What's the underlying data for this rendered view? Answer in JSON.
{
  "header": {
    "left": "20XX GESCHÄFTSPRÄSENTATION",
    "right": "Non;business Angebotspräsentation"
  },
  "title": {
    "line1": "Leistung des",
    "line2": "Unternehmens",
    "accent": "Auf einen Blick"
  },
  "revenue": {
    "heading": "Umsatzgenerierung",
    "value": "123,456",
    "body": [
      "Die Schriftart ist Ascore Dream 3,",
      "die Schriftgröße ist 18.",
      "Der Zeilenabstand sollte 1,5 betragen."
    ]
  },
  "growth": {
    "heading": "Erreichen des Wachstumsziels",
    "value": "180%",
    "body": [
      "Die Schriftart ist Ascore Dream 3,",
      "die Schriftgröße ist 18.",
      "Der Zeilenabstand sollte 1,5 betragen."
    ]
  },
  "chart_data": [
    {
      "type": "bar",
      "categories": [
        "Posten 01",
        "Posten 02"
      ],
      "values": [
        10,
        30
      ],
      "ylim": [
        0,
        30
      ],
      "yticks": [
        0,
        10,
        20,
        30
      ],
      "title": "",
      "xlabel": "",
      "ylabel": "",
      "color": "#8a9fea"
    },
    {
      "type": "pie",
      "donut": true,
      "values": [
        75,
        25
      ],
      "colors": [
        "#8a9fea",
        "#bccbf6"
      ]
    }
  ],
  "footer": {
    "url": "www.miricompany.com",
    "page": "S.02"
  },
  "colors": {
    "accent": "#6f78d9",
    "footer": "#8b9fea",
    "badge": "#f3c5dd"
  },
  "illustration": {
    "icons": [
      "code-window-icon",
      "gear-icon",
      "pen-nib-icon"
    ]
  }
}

══════════

*STATED EXERCISE*.
Quote the material exactly, leaving nothing out.

*TASK RESPONSE*.
What's the underlying data for this rendered view? Answer in JSON.
{
  "header": {
    "left": "20XX GESCHÄFTSPRÄSENTATION",
    "right": "Non;business Angebotspräsentation"
  },
  "title": {
    "line1": "Leistung des",
    "line2": "Unternehmens",
    "accent": "Auf einen Blick"
  },
  "revenue": {
    "heading": "Umsatzgenerierung",
    "value": "123,456",
    "body": [
      "Die Schriftart ist Ascore Dream 3,",
      "die Schriftgröße ist 18.",
      "Der Zeilenabstand sollte 1,5 betragen."
    ]
  },
  "growth": {
    "heading": "Erreichen des Wachstumsziels",
    "value": "180%",
    "body": [
      "Die Schriftart ist Ascore Dream 3,",
      "die Schriftgröße ist 18.",
      "Der Zeilenabstand sollte 1,5 betragen."
    ]
  },
  "chart_data": [
    {
      "type": "bar",
      "categories": [
        "Posten 01",
        "Posten 02"
      ],
      "values": [
        10,
        30
      ],
      "ylim": [
        0,
        30
      ],
      "yticks": [
        0,
        10,
        20,
        30
      ],
      "title": "",
      "xlabel": "",
      "ylabel": "",
      "color": "#8a9fea"
    },
    {
      "type": "pie",
      "donut": true,
      "values": [
        75,
        25
      ],
      "colors": [
        "#8a9fea",
        "#bccbf6"
      ]
    }
  ],
  "footer": {
    "url": "www.miricompany.com",
    "page": "S.02"
  },
  "colors": {
    "accent": "#6f78d9",
    "footer": "#8b9fea",
    "badge": "#f3c5dd"
  },
  "illustration": {
    "icons": [
      "code-window-icon",
      "gear-icon",
      "pen-nib-icon"
    ]
  }
}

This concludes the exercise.